Exact reproduction is required for all entries.

• • • •

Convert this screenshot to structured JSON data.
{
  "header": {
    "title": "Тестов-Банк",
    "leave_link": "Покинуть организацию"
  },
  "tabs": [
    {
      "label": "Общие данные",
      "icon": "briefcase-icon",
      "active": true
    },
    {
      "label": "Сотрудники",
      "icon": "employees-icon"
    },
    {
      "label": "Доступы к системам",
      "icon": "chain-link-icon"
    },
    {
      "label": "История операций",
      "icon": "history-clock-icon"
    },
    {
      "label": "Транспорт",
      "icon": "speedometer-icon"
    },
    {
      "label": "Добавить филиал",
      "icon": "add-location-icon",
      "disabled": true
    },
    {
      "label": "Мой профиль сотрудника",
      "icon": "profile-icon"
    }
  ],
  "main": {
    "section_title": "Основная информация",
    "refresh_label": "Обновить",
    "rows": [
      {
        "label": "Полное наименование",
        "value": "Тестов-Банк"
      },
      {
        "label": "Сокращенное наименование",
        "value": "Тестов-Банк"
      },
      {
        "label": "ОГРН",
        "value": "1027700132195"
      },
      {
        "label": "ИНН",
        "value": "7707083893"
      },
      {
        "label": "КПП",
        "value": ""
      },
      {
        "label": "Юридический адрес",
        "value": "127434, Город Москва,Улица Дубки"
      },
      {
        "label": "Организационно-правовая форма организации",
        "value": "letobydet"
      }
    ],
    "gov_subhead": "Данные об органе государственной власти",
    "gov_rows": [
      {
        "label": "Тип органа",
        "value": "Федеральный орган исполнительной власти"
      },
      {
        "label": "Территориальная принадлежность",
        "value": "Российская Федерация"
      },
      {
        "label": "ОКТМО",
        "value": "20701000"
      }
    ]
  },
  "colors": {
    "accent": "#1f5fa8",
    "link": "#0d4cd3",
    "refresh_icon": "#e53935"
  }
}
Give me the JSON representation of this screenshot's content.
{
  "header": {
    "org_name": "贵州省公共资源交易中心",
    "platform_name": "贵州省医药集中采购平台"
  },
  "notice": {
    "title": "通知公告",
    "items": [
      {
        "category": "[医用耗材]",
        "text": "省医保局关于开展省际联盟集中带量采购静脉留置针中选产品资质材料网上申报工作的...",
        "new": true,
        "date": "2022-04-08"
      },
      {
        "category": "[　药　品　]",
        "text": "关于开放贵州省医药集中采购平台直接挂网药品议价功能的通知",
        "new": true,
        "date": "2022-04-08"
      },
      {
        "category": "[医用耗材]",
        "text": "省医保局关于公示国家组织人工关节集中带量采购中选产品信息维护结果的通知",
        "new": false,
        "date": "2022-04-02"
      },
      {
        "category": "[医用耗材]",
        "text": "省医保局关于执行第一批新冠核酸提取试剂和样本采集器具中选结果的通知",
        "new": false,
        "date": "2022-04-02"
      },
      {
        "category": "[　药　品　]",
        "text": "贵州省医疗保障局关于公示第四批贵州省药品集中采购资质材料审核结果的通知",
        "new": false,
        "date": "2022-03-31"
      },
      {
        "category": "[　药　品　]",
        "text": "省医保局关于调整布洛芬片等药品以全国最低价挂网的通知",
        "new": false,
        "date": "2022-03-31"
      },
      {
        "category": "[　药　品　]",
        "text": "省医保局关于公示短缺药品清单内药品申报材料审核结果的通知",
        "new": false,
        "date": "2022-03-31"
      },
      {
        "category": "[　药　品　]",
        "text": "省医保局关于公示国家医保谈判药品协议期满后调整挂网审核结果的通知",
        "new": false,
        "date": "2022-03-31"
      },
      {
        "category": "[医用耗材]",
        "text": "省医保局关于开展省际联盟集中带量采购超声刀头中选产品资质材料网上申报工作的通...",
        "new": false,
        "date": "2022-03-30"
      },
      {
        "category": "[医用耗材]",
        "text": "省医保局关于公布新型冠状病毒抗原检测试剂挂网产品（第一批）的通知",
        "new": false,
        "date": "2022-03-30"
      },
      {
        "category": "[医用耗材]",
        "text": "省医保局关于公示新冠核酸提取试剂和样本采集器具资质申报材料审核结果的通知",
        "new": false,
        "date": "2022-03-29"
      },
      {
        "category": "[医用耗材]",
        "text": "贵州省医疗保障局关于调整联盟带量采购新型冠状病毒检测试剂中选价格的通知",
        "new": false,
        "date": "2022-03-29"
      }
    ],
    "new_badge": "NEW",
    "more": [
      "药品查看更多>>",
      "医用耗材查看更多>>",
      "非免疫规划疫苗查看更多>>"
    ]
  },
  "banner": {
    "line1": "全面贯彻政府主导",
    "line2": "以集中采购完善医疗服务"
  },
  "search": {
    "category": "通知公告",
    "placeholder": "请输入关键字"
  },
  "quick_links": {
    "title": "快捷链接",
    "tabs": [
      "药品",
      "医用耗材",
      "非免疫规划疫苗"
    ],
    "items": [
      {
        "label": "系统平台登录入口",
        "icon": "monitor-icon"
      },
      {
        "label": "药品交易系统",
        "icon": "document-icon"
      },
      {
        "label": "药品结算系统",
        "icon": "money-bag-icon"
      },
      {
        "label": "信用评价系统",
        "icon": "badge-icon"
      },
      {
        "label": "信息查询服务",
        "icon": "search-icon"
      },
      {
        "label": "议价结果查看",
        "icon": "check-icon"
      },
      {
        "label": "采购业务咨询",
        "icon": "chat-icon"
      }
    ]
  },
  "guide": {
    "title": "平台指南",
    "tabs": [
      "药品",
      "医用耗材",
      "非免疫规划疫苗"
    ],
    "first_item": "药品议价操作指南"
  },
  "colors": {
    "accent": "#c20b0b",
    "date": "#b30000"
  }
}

• • • •

The answer >>
Convert this screenshot to structured JSON data.
{
  "header": {
    "title": "Тестов-Банк",
    "leave_link": "Покинуть организацию"
  },
  "tabs": [
    {
      "label": "Общие данные",
      "icon": "briefcase-icon",
      "active": true
    },
    {
      "label": "Сотрудники",
      "icon": "employees-icon"
    },
    {
      "label": "Доступы к системам",
      "icon": "chain-link-icon"
    },
    {
      "label": "История операций",
      "icon": "history-clock-icon"
    },
    {
      "label": "Транспорт",
      "icon": "speedometer-icon"
    },
    {
      "label": "Добавить филиал",
      "icon": "add-location-icon",
      "disabled": true
    },
    {
      "label": "Мой профиль сотрудника",
      "icon": "profile-icon"
    }
  ],
  "main": {
    "section_title": "Основная информация",
    "refresh_label": "Обновить",
    "rows": [
      {
        "label": "Полное наименование",
        "value": "Тестов-Банк"
      },
      {
        "label": "Сокращенное наименование",
        "value": "Тестов-Банк"
      },
      {
        "label": "ОГРН",
        "value": "1027700132195"
      },
      {
        "label": "ИНН",
        "value": "7707083893"
      },
      {
        "label": "КПП",
        "value": ""
      },
      {
        "label": "Юридический адрес",
        "value": "127434, Город Москва,Улица Дубки"
      },
      {
        "label": "Организационно-правовая форма организации",
        "value": "letobydet"
      }
    ],
    "gov_subhead": "Данные об органе государственной власти",
    "gov_rows": [
      {
        "label": "Тип органа",
        "value": "Федеральный орган исполнительной власти"
      },
      {
        "label": "Территориальная принадлежность",
        "value": "Российская Федерация"
      },
      {
        "label": "ОКТМО",
        "value": "20701000"
      }
    ]
  },
  "colors": {
    "accent": "#1f5fa8",
    "link": "#0d4cd3",
    "refresh_icon": "#e53935"
  }
}
Give me the JSON representation of this screenshot's content.
{
  "header": {
    "org_name": "贵州省公共资源交易中心",
    "platform_name": "贵州省医药集中采购平台"
  },
  "notice": {
    "title": "通知公告",
    "items": [
      {
        "category": "[医用耗材]",
        "text": "省医保局关于开展省际联盟集中带量采购静脉留置针中选产品资质材料网上申报工作的...",
        "new": true,
        "date": "2022-04-08"
      },
      {
        "category": "[　药　品　]",
        "text": "关于开放贵州省医药集中采购平台直接挂网药品议价功能的通知",
        "new": true,
        "date": "2022-04-08"
      },
      {
        "category": "[医用耗材]",
        "text": "省医保局关于公示国家组织人工关节集中带量采购中选产品信息维护结果的通知",
        "new": false,
        "date": "2022-04-02"
      },
      {
        "category": "[医用耗材]",
        "text": "省医保局关于执行第一批新冠核酸提取试剂和样本采集器具中选结果的通知",
        "new": false,
        "date": "2022-04-02"
      },
      {
        "category": "[　药　品　]",
        "text": "贵州省医疗保障局关于公示第四批贵州省药品集中采购资质材料审核结果的通知",
        "new": false,
        "date": "2022-03-31"
      },
      {
        "category": "[　药　品　]",
        "text": "省医保局关于调整布洛芬片等药品以全国最低价挂网的通知",
        "new": false,
        "date": "2022-03-31"
      },
      {
        "category": "[　药　品　]",
        "text": "省医保局关于公示短缺药品清单内药品申报材料审核结果的通知",
        "new": false,
        "date": "2022-03-31"
      },
      {
        "category": "[　药　品　]",
        "text": "省医保局关于公示国家医保谈判药品协议期满后调整挂网审核结果的通知",
        "new": false,
        "date": "2022-03-31"
      },
      {
        "category": "[医用耗材]",
        "text": "省医保局关于开展省际联盟集中带量采购超声刀头中选产品资质材料网上申报工作的通...",
        "new": false,
        "date": "2022-03-30"
      },
      {
        "category": "[医用耗材]",
        "text": "省医保局关于公布新型冠状病毒抗原检测试剂挂网产品（第一批）的通知",
        "new": false,
        "date": "2022-03-30"
      },
      {
        "category": "[医用耗材]",
        "text": "省医保局关于公示新冠核酸提取试剂和样本采集器具资质申报材料审核结果的通知",
        "new": false,
        "date": "2022-03-29"
      },
      {
        "category": "[医用耗材]",
        "text": "贵州省医疗保障局关于调整联盟带量采购新型冠状病毒检测试剂中选价格的通知",
        "new": false,
        "date": "2022-03-29"
      }
    ],
    "new_badge": "NEW",
    "more": [
      "药品查看更多>>",
      "医用耗材查看更多>>",
      "非免疫规划疫苗查看更多>>"
    ]
  },
  "banner": {
    "line1": "全面贯彻政府主导",
    "line2": "以集中采购完善医疗服务"
  },
  "search": {
    "category": "通知公告",
    "placeholder": "请输入关键字"
  },
  "quick_links": {
    "title": "快捷链接",
    "tabs": [
      "药品",
      "医用耗材",
      "非免疫规划疫苗"
    ],
    "items": [
      {
        "label": "系统平台登录入口",
        "icon": "monitor-icon"
      },
      {
        "label": "药品交易系统",
        "icon": "document-icon"
      },
      {
        "label": "药品结算系统",
        "icon": "money-bag-icon"
      },
      {
        "label": "信用评价系统",
        "icon": "badge-icon"
      },
      {
        "label": "信息查询服务",
        "icon": "search-icon"
      },
      {
        "label": "议价结果查看",
        "icon": "check-icon"
      },
      {
        "label": "采购业务咨询",
        "icon": "chat-icon"
      }
    ]
  },
  "guide": {
    "title": "平台指南",
    "tabs": [
      "药品",
      "医用耗材",
      "非免疫规划疫苗"
    ],
    "first_item": "药品议价操作指南"
  },
  "colors": {
    "accent": "#c20b0b",
    "date": "#b30000"
  }
}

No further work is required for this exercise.